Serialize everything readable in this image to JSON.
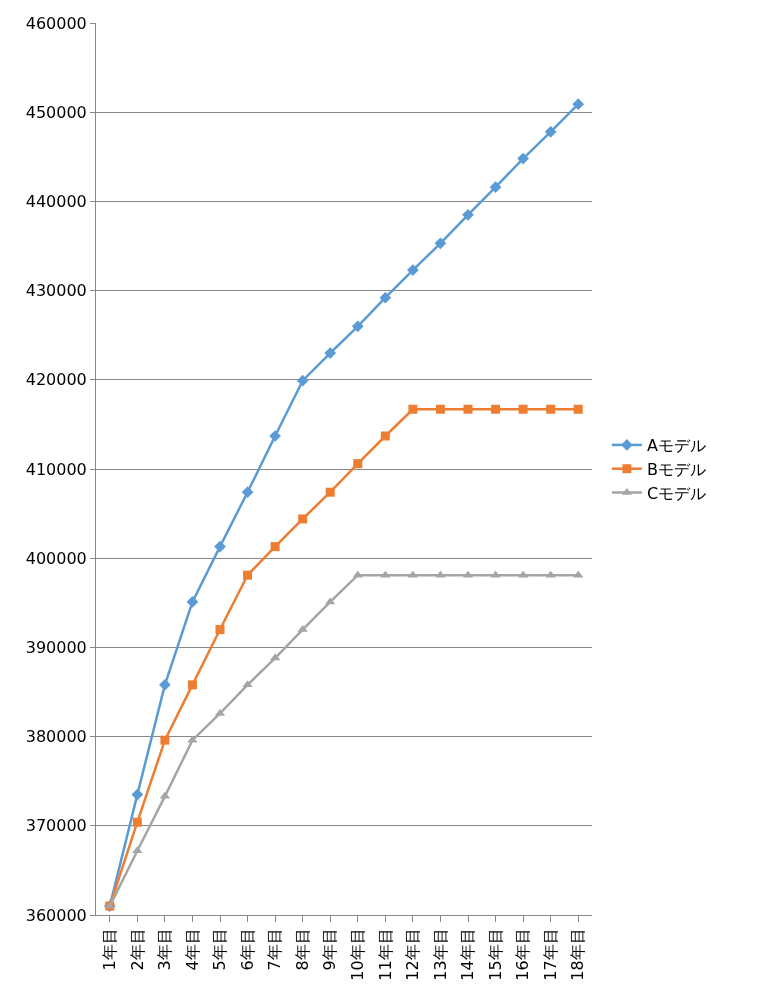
{
  "chart_data": {
    "type": "line",
    "categories": [
      "1年目",
      "2年目",
      "3年目",
      "4年目",
      "5年目",
      "6年目",
      "7年目",
      "8年目",
      "9年目",
      "10年目",
      "11年目",
      "12年目",
      "13年目",
      "14年目",
      "15年目",
      "16年目",
      "17年目",
      "18年目"
    ],
    "series": [
      {
        "name": "Aモデル",
        "color": "#5b9bd5",
        "marker": "diamond",
        "values": [
          361000,
          373500,
          385800,
          395100,
          401300,
          407400,
          413700,
          419900,
          423000,
          426000,
          429200,
          432300,
          435300,
          438500,
          441600,
          444800,
          447800,
          450900
        ]
      },
      {
        "name": "Bモデル",
        "color": "#ed7d31",
        "marker": "square",
        "values": [
          361000,
          370400,
          379600,
          385800,
          392000,
          398100,
          401300,
          404400,
          407400,
          410600,
          413700,
          416700,
          416700,
          416700,
          416700,
          416700,
          416700,
          416700
        ]
      },
      {
        "name": "Cモデル",
        "color": "#a5a5a5",
        "marker": "triangle",
        "values": [
          361000,
          367200,
          373300,
          379600,
          382600,
          385800,
          388800,
          392000,
          395100,
          398100,
          398100,
          398100,
          398100,
          398100,
          398100,
          398100,
          398100,
          398100
        ]
      }
    ],
    "ylim": [
      360000,
      460000
    ],
    "yticks": [
      360000,
      370000,
      380000,
      390000,
      400000,
      410000,
      420000,
      430000,
      440000,
      450000,
      460000
    ],
    "grid": "y",
    "legend": "right",
    "line_style": "solid"
  }
}
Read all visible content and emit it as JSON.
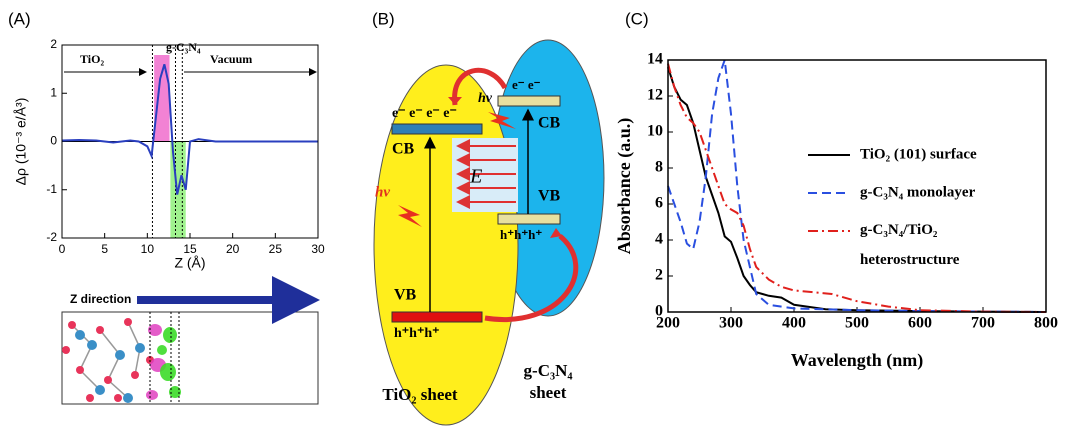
{
  "panels": [
    "(A)",
    "(B)",
    "(C)"
  ],
  "chart_data": [
    {
      "type": "line",
      "xlabel": "Z (Å)",
      "ylabel": "Δρ (10⁻³ e/Å³)",
      "xlim": [
        0,
        30
      ],
      "xticks": [
        0,
        5,
        10,
        15,
        20,
        25,
        30
      ],
      "ylim": [
        -2,
        2
      ],
      "yticks": [
        -2,
        -1,
        0,
        1,
        2
      ],
      "annotations": [
        "TiO₂",
        "g-C₃N₄",
        "Vacuum",
        "Z direction"
      ],
      "regions": [
        {
          "from": 10.8,
          "to": 12.6,
          "color": "#f06ccc"
        },
        {
          "from": 12.7,
          "to": 14.5,
          "color": "#8ef07a"
        }
      ],
      "vlines": [
        10.6,
        13.3,
        14.1
      ],
      "series": [
        {
          "color": "#2a3fbf",
          "style": "solid",
          "x": [
            0,
            2,
            4,
            6,
            8,
            9,
            10,
            10.5,
            11,
            11.5,
            12,
            12.5,
            13,
            13.5,
            14,
            14.5,
            15,
            16,
            18,
            20,
            25,
            30
          ],
          "values": [
            0.02,
            0.03,
            0.02,
            -0.02,
            0.02,
            0,
            -0.1,
            -0.3,
            0.5,
            1.3,
            1.6,
            1.2,
            -0.2,
            -1.1,
            -0.7,
            -1.0,
            0,
            0.05,
            0,
            0,
            0,
            0
          ]
        }
      ]
    },
    {
      "type": "line",
      "xlabel": "Wavelength (nm)",
      "ylabel": "Absorbance (a.u.)",
      "xlim": [
        200,
        800
      ],
      "xticks": [
        200,
        300,
        400,
        500,
        600,
        700,
        800
      ],
      "ylim": [
        0,
        14
      ],
      "yticks": [
        0,
        2,
        4,
        6,
        8,
        10,
        12,
        14
      ],
      "series": [
        {
          "name": "TiO₂ (101) surface",
          "color": "#000000",
          "style": "solid",
          "x": [
            200,
            210,
            220,
            230,
            240,
            250,
            260,
            270,
            280,
            290,
            300,
            310,
            320,
            330,
            340,
            350,
            360,
            380,
            400,
            450,
            500,
            600,
            700,
            800
          ],
          "values": [
            13.6,
            12.5,
            11.8,
            11.5,
            10.5,
            9,
            7.5,
            6.5,
            5.5,
            4.2,
            3.9,
            3,
            2,
            1.5,
            1.1,
            1,
            0.9,
            0.8,
            0.4,
            0.15,
            0.1,
            0.05,
            0.02,
            0
          ]
        },
        {
          "name": "g-C₃N₄ monolayer",
          "color": "#2a4fe0",
          "style": "dashed",
          "x": [
            200,
            210,
            220,
            230,
            240,
            250,
            260,
            270,
            280,
            290,
            300,
            310,
            320,
            330,
            340,
            360,
            400,
            500,
            600,
            800
          ],
          "values": [
            7,
            6,
            5,
            3.8,
            3.5,
            5,
            7.5,
            11,
            13,
            14,
            11,
            7,
            4,
            2.5,
            1,
            0.4,
            0.2,
            0.1,
            0.05,
            0
          ]
        },
        {
          "name": "g-C₃N₄/TiO₂ heterostructure",
          "color": "#e0201c",
          "style": "dashdot",
          "x": [
            200,
            210,
            220,
            230,
            240,
            250,
            260,
            270,
            280,
            290,
            300,
            310,
            320,
            330,
            340,
            360,
            380,
            400,
            430,
            460,
            500,
            550,
            600,
            700,
            800
          ],
          "values": [
            13.8,
            12.5,
            11.5,
            10.8,
            10.5,
            10,
            9,
            8,
            7,
            6,
            5.7,
            5.5,
            4.8,
            3.5,
            2.5,
            1.8,
            1.4,
            1.2,
            1.1,
            1.0,
            0.6,
            0.3,
            0.1,
            0.02,
            0
          ]
        }
      ]
    }
  ],
  "diagram": {
    "tio2": {
      "electrons": "e⁻ e⁻ e⁻ e⁻",
      "cb": "CB",
      "hv": "hν",
      "vb": "VB",
      "holes": "h⁺h⁺h⁺",
      "label": "TiO₂ sheet"
    },
    "field": "E⃗",
    "gcn": {
      "hv": "hν",
      "electrons": "e⁻ e⁻",
      "cb": "CB",
      "vb": "VB",
      "holes": "h⁺h⁺h⁺",
      "label": "g-C₃N₄ sheet"
    }
  }
}
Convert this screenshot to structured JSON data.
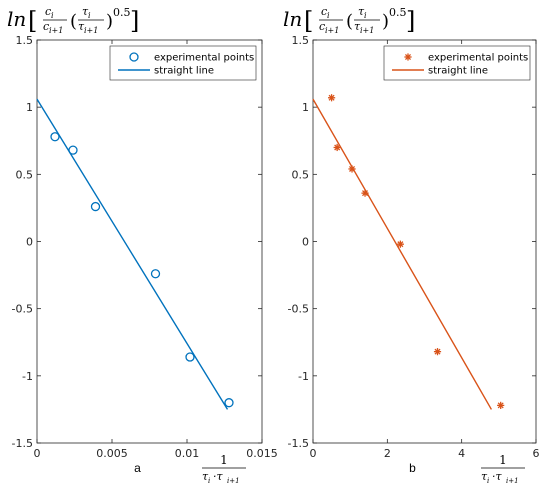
{
  "chart_data": [
    {
      "type": "scatter",
      "panel_label": "a",
      "ylabel_main": "ln",
      "ylabel_num": "c",
      "ylabel_num_sub": "i",
      "ylabel_den": "c",
      "ylabel_den_sub": "i+1",
      "ylabel_tau_num": "τ",
      "ylabel_tau_num_sub": "i",
      "ylabel_tau_den": "τ",
      "ylabel_tau_den_sub": "i+1",
      "ylabel_exp": "0.5",
      "xlabel_num": "1",
      "xlabel_den": "τ",
      "xlabel_den_sub1": "i",
      "xlabel_den_mid": "·τ",
      "xlabel_den_sub2": "i+1",
      "xlim": [
        0,
        0.015
      ],
      "ylim": [
        -1.5,
        1.5
      ],
      "xticks": [
        0,
        0.005,
        0.01,
        0.015
      ],
      "xtick_labels": [
        "0",
        "0.005",
        "0.01",
        "0.015"
      ],
      "yticks": [
        -1.5,
        -1,
        -0.5,
        0,
        0.5,
        1,
        1.5
      ],
      "ytick_labels": [
        "-1.5",
        "-1",
        "-0.5",
        "0",
        "0.5",
        "1",
        "1.5"
      ],
      "series": [
        {
          "name": "experimental points",
          "marker": "circle",
          "color": "#0072BD",
          "x": [
            0.0012,
            0.0024,
            0.0039,
            0.0079,
            0.0102,
            0.0128
          ],
          "y": [
            0.78,
            0.68,
            0.26,
            -0.24,
            -0.86,
            -1.2
          ]
        },
        {
          "name": "straight line",
          "kind": "line",
          "color": "#0072BD",
          "x": [
            0,
            0.0127
          ],
          "y": [
            1.06,
            -1.25
          ]
        }
      ],
      "legend": "top-right",
      "grid": false
    },
    {
      "type": "scatter",
      "panel_label": "b",
      "ylabel_main": "ln",
      "ylabel_num": "c",
      "ylabel_num_sub": "i",
      "ylabel_den": "c",
      "ylabel_den_sub": "i+1",
      "ylabel_tau_num": "τ",
      "ylabel_tau_num_sub": "i",
      "ylabel_tau_den": "τ",
      "ylabel_tau_den_sub": "i+1",
      "ylabel_exp": "0.5",
      "xlabel_num": "1",
      "xlabel_den": "τ",
      "xlabel_den_sub1": "i",
      "xlabel_den_mid": "·τ",
      "xlabel_den_sub2": "i+1",
      "xlim": [
        0,
        6
      ],
      "ylim": [
        -1.5,
        1.5
      ],
      "xticks": [
        0,
        2,
        4,
        6
      ],
      "xtick_labels": [
        "0",
        "2",
        "4",
        "6"
      ],
      "yticks": [
        -1.5,
        -1,
        -0.5,
        0,
        0.5,
        1,
        1.5
      ],
      "ytick_labels": [
        "-1.5",
        "-1",
        "-0.5",
        "0",
        "0.5",
        "1",
        "1.5"
      ],
      "series": [
        {
          "name": "experimental points",
          "marker": "asterisk",
          "color": "#D95319",
          "x": [
            0.5,
            0.65,
            1.05,
            1.4,
            2.35,
            3.35,
            5.05
          ],
          "y": [
            1.07,
            0.7,
            0.54,
            0.36,
            -0.02,
            -0.82,
            -1.22
          ]
        },
        {
          "name": "straight line",
          "kind": "line",
          "color": "#D95319",
          "x": [
            0,
            4.8
          ],
          "y": [
            1.06,
            -1.25
          ]
        }
      ],
      "legend": "top-right",
      "grid": false
    }
  ]
}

» PROBLEM TO WORK ON
Determine how many lines of the material include the string "marker". Output only that count.

» RESULT FOR THIS TASK
5